__What you should do__. Render the lines of the material from the one containing "x-axis: 0 100" through the one containing "power-series-line: [65, 83, 557, 490]", inclusive, as a numbered list, leaving out any blank lines.
------------------------------------------------
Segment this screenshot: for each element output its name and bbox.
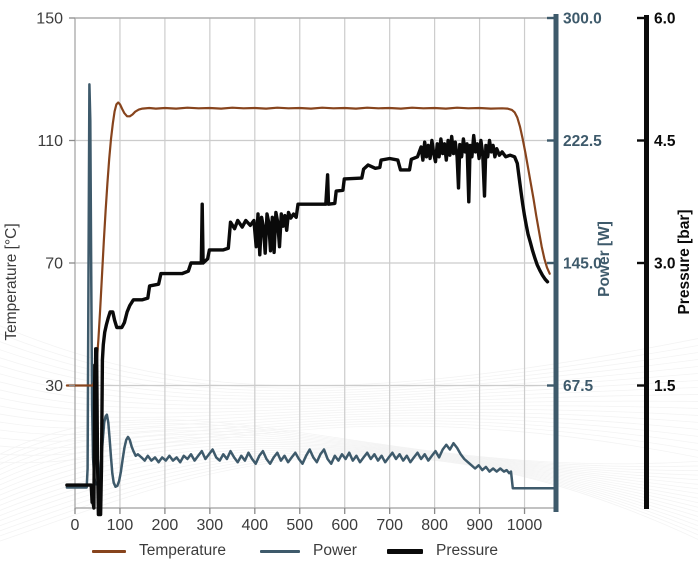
x-axis: 0 100 200 300 400 500 600 700 800 900 1000: [71, 508, 543, 534]
x-tick-label: 600: [331, 517, 358, 534]
pressure-legend-label: Pressure: [436, 542, 499, 559]
pressure-axis-label: Pressure [bar]: [676, 209, 693, 314]
pressure-legend-line: [387, 548, 423, 554]
pressure-axis: 6.0 4.5 3.0 1.5 Pressure [bar]: [637, 11, 693, 509]
pressure-axis-spine: [644, 15, 649, 509]
power-tick-label: 67.5: [563, 378, 594, 395]
x-tick-label: 400: [241, 517, 268, 534]
power-series-line: [65, 83, 557, 490]
x-tick-label: 500: [286, 517, 313, 534]
temperature-tick-label: 150: [36, 11, 63, 28]
x-tick-label: 800: [421, 517, 448, 534]
temperature-tick-label: 70: [45, 256, 63, 273]
power-legend-label: Power: [313, 542, 357, 559]
x-tick-label: 1000: [507, 517, 543, 534]
x-tick-label: 700: [376, 517, 403, 534]
temperature-legend-line: [92, 549, 126, 553]
pressure-tick-label: 6.0: [654, 11, 676, 28]
power-tick-label: 222.5: [563, 133, 602, 150]
power-axis: 300.0 222.5 145.0 67.5 Power [W]: [547, 11, 613, 512]
legend-item-power: Power: [260, 541, 357, 561]
legend-item-pressure: Pressure: [387, 541, 498, 561]
pressure-tick-label: 1.5: [654, 378, 676, 395]
temperature-legend-label: Temperature: [139, 542, 227, 559]
power-axis-spine: [553, 14, 559, 512]
x-tick-label: 0: [71, 517, 80, 534]
legend-item-temperature: Temperature: [92, 541, 226, 561]
temperature-tick-label: 110: [37, 133, 63, 150]
temperature-axis: 150 110 70 30 Temperature [°C]: [3, 11, 75, 395]
power-tick-label: 145.0: [563, 256, 602, 273]
temperature-series-line: [65, 101, 551, 387]
x-tick-label: 900: [466, 517, 493, 534]
x-tick-label: 200: [152, 517, 179, 534]
pressure-tick-label: 3.0: [654, 256, 676, 273]
power-tick-label: 300.0: [563, 11, 602, 28]
background-watermark-pattern: [0, 325, 698, 542]
power-axis-label: Power [W]: [596, 221, 613, 297]
x-tick-label: 300: [197, 517, 224, 534]
pressure-series-line: [65, 133, 550, 517]
pressure-tick-label: 4.5: [654, 133, 676, 150]
temperature-axis-label: Temperature [°C]: [3, 223, 20, 340]
power-legend-line: [260, 549, 300, 553]
x-tick-label: 100: [107, 517, 134, 534]
chart-legend: Temperature Power Pressure: [0, 541, 698, 563]
temperature-tick-label: 30: [45, 378, 63, 395]
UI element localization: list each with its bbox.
------------------------------------------------
__Exercise solution__.
1. x-axis: 0 100 200 300 400 500 600 700 800 900 1000: [71, 508, 543, 534]
2. x-tick-label: 600: [331, 517, 358, 534]
3. pressure-legend-label: Pressure: [436, 542, 499, 559]
4. pressure-axis-label: Pressure [bar]: [676, 209, 693, 314]
5. pressure-legend-line: [387, 548, 423, 554]
6. pressure-axis: 6.0 4.5 3.0 1.5 Pressure [bar]: [637, 11, 693, 509]
7. pressure-axis-spine: [644, 15, 649, 509]
8. power-tick-label: 67.5: [563, 378, 594, 395]
9. x-tick-label: 400: [241, 517, 268, 534]
10. power-series-line: [65, 83, 557, 490]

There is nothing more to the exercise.